*Records provided*:
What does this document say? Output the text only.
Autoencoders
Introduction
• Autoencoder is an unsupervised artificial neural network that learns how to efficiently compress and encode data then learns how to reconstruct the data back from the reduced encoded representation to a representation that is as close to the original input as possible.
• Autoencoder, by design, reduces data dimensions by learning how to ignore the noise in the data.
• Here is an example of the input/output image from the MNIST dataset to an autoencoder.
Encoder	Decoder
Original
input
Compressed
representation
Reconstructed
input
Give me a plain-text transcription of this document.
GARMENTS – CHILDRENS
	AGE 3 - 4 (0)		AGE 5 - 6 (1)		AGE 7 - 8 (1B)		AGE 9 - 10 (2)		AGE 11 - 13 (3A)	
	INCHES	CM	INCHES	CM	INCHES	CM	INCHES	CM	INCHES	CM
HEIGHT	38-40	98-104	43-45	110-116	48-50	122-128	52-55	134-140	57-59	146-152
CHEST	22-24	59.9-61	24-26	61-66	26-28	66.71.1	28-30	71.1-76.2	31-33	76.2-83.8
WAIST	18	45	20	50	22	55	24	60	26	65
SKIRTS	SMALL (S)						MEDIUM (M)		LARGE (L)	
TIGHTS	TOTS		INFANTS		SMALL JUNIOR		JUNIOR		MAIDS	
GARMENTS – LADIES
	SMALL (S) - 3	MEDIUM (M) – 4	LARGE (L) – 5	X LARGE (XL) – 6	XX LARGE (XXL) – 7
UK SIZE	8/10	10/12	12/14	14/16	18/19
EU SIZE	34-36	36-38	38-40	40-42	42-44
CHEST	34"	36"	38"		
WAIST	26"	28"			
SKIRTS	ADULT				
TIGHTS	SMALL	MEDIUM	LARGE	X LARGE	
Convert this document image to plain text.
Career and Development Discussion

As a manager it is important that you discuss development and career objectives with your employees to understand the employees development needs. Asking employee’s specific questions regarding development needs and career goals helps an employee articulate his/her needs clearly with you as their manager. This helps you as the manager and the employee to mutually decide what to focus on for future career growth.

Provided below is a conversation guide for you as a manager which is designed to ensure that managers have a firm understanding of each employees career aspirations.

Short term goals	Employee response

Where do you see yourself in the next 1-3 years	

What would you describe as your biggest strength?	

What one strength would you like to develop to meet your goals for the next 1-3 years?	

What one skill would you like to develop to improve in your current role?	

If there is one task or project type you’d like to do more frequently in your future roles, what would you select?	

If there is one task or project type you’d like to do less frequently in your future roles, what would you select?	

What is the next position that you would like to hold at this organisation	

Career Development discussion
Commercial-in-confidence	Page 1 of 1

*Written exercise*: From the records above, copy every line that holds the word "representation".

*Worked solution*:
• Autoencoder is an unsupervised artificial neural network that learns how to efficiently compress and encode data then learns how to reconstruct the data back from the reduced encoded representation to a representation that is as close to the original input as possible.
representation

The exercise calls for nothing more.